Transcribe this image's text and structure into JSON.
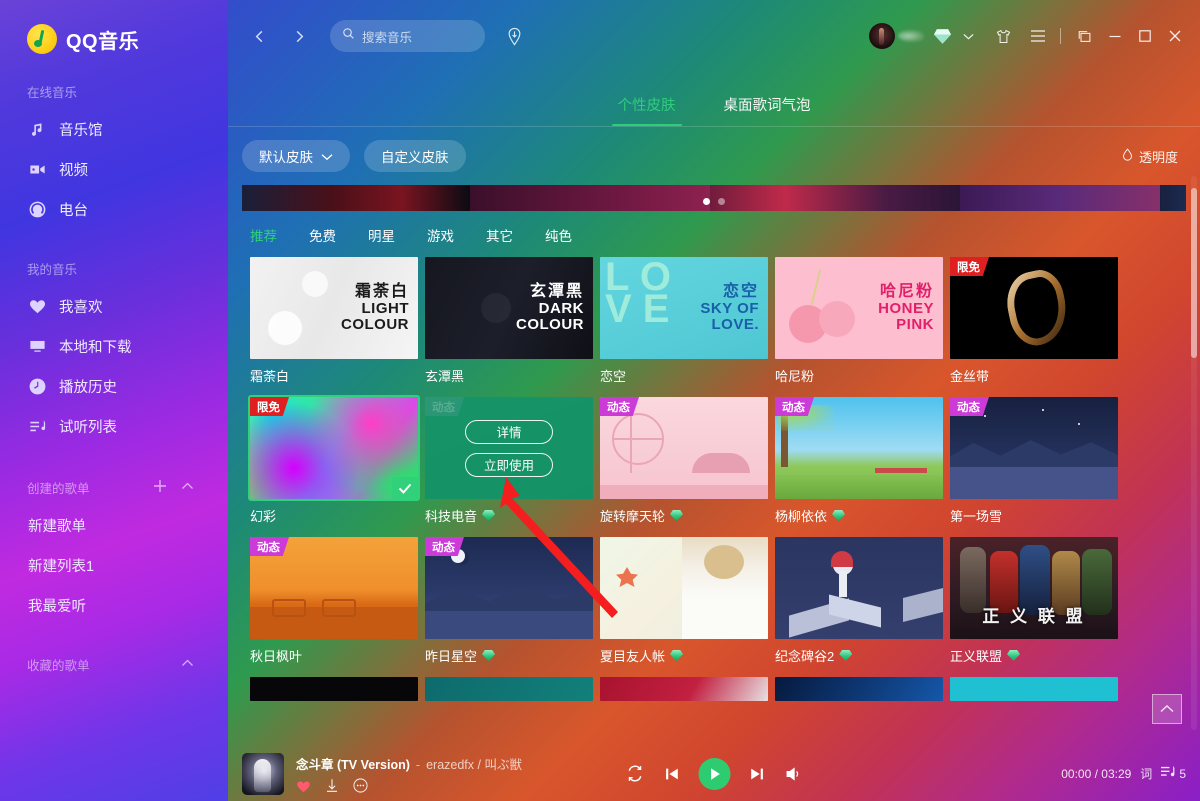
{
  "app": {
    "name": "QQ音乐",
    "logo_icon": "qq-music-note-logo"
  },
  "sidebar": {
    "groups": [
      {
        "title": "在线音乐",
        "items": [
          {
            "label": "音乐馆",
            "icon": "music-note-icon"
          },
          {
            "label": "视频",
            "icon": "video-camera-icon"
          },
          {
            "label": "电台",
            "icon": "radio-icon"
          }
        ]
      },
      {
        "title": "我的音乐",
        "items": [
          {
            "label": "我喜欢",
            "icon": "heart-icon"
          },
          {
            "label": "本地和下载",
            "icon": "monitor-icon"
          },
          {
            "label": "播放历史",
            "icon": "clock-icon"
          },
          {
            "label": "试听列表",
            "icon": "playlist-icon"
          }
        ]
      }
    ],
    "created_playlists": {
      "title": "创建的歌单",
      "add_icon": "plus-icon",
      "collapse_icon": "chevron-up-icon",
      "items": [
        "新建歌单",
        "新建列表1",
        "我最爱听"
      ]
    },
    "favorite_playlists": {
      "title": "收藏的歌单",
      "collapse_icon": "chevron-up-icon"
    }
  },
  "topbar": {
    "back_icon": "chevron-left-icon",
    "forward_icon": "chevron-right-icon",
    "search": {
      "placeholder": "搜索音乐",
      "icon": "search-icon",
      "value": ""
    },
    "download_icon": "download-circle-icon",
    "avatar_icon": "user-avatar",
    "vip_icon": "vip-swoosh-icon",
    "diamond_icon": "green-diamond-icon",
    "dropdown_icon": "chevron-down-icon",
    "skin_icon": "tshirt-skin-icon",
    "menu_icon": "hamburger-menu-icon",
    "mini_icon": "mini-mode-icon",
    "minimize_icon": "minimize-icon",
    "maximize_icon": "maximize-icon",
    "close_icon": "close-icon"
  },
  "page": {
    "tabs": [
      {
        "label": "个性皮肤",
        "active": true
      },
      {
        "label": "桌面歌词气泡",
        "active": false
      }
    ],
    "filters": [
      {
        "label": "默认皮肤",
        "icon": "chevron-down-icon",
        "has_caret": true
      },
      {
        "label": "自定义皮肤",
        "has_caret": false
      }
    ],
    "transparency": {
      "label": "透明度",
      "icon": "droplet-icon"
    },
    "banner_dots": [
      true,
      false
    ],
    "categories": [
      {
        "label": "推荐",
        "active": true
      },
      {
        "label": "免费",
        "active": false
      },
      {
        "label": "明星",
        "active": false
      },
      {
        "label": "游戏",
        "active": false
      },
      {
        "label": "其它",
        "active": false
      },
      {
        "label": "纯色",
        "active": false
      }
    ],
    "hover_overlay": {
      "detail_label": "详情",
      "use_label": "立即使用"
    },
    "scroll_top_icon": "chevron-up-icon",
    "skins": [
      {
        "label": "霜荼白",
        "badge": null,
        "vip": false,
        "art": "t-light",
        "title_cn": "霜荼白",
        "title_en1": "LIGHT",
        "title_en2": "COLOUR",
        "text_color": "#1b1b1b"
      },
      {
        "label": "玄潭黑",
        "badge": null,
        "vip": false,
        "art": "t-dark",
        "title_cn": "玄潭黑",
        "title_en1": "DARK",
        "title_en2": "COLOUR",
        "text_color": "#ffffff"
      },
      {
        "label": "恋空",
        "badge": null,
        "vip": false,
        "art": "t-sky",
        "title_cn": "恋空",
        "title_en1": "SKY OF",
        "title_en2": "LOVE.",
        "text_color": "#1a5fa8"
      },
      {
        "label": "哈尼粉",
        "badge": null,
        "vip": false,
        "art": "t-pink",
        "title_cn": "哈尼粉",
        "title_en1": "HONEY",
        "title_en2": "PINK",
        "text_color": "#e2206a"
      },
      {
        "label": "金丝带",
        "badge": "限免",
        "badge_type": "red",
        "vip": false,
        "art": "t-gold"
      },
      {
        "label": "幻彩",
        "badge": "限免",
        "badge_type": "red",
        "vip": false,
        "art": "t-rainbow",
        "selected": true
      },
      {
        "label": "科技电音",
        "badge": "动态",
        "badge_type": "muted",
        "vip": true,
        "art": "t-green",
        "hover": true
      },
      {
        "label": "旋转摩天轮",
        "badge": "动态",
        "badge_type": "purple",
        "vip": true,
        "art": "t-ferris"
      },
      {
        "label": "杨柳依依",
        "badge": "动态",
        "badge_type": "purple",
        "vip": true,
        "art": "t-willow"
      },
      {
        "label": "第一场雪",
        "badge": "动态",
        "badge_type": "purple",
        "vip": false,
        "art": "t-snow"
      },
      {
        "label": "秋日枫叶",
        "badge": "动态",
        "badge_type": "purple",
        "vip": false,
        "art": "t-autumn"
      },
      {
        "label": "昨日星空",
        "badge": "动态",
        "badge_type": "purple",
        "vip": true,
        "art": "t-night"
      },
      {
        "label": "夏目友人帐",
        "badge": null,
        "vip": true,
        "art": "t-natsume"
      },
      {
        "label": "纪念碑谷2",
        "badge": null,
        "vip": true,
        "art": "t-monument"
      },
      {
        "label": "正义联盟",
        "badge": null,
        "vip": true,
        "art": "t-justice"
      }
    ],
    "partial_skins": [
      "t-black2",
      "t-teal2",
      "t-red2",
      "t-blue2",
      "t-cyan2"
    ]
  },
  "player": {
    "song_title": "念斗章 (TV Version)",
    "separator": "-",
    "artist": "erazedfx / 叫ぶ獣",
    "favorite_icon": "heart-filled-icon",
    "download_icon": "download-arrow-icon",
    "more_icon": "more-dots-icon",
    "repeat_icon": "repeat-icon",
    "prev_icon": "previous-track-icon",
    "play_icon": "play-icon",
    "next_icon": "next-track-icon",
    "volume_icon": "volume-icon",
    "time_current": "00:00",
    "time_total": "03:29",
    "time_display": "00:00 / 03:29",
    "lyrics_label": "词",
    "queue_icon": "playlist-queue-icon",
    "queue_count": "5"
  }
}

==============================

Repeat the records word for word. Any picture in them should be left out.

RESULT:
Transcribe this image's text and structure into JSON.
{
  "app": {
    "name": "QQ音乐",
    "logo_icon": "qq-music-note-logo"
  },
  "sidebar": {
    "groups": [
      {
        "title": "在线音乐",
        "items": [
          {
            "label": "音乐馆",
            "icon": "music-note-icon"
          },
          {
            "label": "视频",
            "icon": "video-camera-icon"
          },
          {
            "label": "电台",
            "icon": "radio-icon"
          }
        ]
      },
      {
        "title": "我的音乐",
        "items": [
          {
            "label": "我喜欢",
            "icon": "heart-icon"
          },
          {
            "label": "本地和下载",
            "icon": "monitor-icon"
          },
          {
            "label": "播放历史",
            "icon": "clock-icon"
          },
          {
            "label": "试听列表",
            "icon": "playlist-icon"
          }
        ]
      }
    ],
    "created_playlists": {
      "title": "创建的歌单",
      "add_icon": "plus-icon",
      "collapse_icon": "chevron-up-icon",
      "items": [
        "新建歌单",
        "新建列表1",
        "我最爱听"
      ]
    },
    "favorite_playlists": {
      "title": "收藏的歌单",
      "collapse_icon": "chevron-up-icon"
    }
  },
  "topbar": {
    "back_icon": "chevron-left-icon",
    "forward_icon": "chevron-right-icon",
    "search": {
      "placeholder": "搜索音乐",
      "icon": "search-icon",
      "value": ""
    },
    "download_icon": "download-circle-icon",
    "avatar_icon": "user-avatar",
    "vip_icon": "vip-swoosh-icon",
    "diamond_icon": "green-diamond-icon",
    "dropdown_icon": "chevron-down-icon",
    "skin_icon": "tshirt-skin-icon",
    "menu_icon": "hamburger-menu-icon",
    "mini_icon": "mini-mode-icon",
    "minimize_icon": "minimize-icon",
    "maximize_icon": "maximize-icon",
    "close_icon": "close-icon"
  },
  "page": {
    "tabs": [
      {
        "label": "个性皮肤",
        "active": true
      },
      {
        "label": "桌面歌词气泡",
        "active": false
      }
    ],
    "filters": [
      {
        "label": "默认皮肤",
        "icon": "chevron-down-icon",
        "has_caret": true
      },
      {
        "label": "自定义皮肤",
        "has_caret": false
      }
    ],
    "transparency": {
      "label": "透明度",
      "icon": "droplet-icon"
    },
    "banner_dots": [
      true,
      false
    ],
    "categories": [
      {
        "label": "推荐",
        "active": true
      },
      {
        "label": "免费",
        "active": false
      },
      {
        "label": "明星",
        "active": false
      },
      {
        "label": "游戏",
        "active": false
      },
      {
        "label": "其它",
        "active": false
      },
      {
        "label": "纯色",
        "active": false
      }
    ],
    "hover_overlay": {
      "detail_label": "详情",
      "use_label": "立即使用"
    },
    "scroll_top_icon": "chevron-up-icon",
    "skins": [
      {
        "label": "霜荼白",
        "badge": null,
        "vip": false,
        "art": "t-light",
        "title_cn": "霜荼白",
        "title_en1": "LIGHT",
        "title_en2": "COLOUR",
        "text_color": "#1b1b1b"
      },
      {
        "label": "玄潭黑",
        "badge": null,
        "vip": false,
        "art": "t-dark",
        "title_cn": "玄潭黑",
        "title_en1": "DARK",
        "title_en2": "COLOUR",
        "text_color": "#ffffff"
      },
      {
        "label": "恋空",
        "badge": null,
        "vip": false,
        "art": "t-sky",
        "title_cn": "恋空",
        "title_en1": "SKY OF",
        "title_en2": "LOVE.",
        "text_color": "#1a5fa8"
      },
      {
        "label": "哈尼粉",
        "badge": null,
        "vip": false,
        "art": "t-pink",
        "title_cn": "哈尼粉",
        "title_en1": "HONEY",
        "title_en2": "PINK",
        "text_color": "#e2206a"
      },
      {
        "label": "金丝带",
        "badge": "限免",
        "badge_type": "red",
        "vip": false,
        "art": "t-gold"
      },
      {
        "label": "幻彩",
        "badge": "限免",
        "badge_type": "red",
        "vip": false,
        "art": "t-rainbow",
        "selected": true
      },
      {
        "label": "科技电音",
        "badge": "动态",
        "badge_type": "muted",
        "vip": true,
        "art": "t-green",
        "hover": true
      },
      {
        "label": "旋转摩天轮",
        "badge": "动态",
        "badge_type": "purple",
        "vip": true,
        "art": "t-ferris"
      },
      {
        "label": "杨柳依依",
        "badge": "动态",
        "badge_type": "purple",
        "vip": true,
        "art": "t-willow"
      },
      {
        "label": "第一场雪",
        "badge": "动态",
        "badge_type": "purple",
        "vip": false,
        "art": "t-snow"
      },
      {
        "label": "秋日枫叶",
        "badge": "动态",
        "badge_type": "purple",
        "vip": false,
        "art": "t-autumn"
      },
      {
        "label": "昨日星空",
        "badge": "动态",
        "badge_type": "purple",
        "vip": true,
        "art": "t-night"
      },
      {
        "label": "夏目友人帐",
        "badge": null,
        "vip": true,
        "art": "t-natsume"
      },
      {
        "label": "纪念碑谷2",
        "badge": null,
        "vip": true,
        "art": "t-monument"
      },
      {
        "label": "正义联盟",
        "badge": null,
        "vip": true,
        "art": "t-justice"
      }
    ],
    "partial_skins": [
      "t-black2",
      "t-teal2",
      "t-red2",
      "t-blue2",
      "t-cyan2"
    ]
  },
  "player": {
    "song_title": "念斗章 (TV Version)",
    "separator": "-",
    "artist": "erazedfx / 叫ぶ獣",
    "favorite_icon": "heart-filled-icon",
    "download_icon": "download-arrow-icon",
    "more_icon": "more-dots-icon",
    "repeat_icon": "repeat-icon",
    "prev_icon": "previous-track-icon",
    "play_icon": "play-icon",
    "next_icon": "next-track-icon",
    "volume_icon": "volume-icon",
    "time_current": "00:00",
    "time_total": "03:29",
    "time_display": "00:00 / 03:29",
    "lyrics_label": "词",
    "queue_icon": "playlist-queue-icon",
    "queue_count": "5"
  }
}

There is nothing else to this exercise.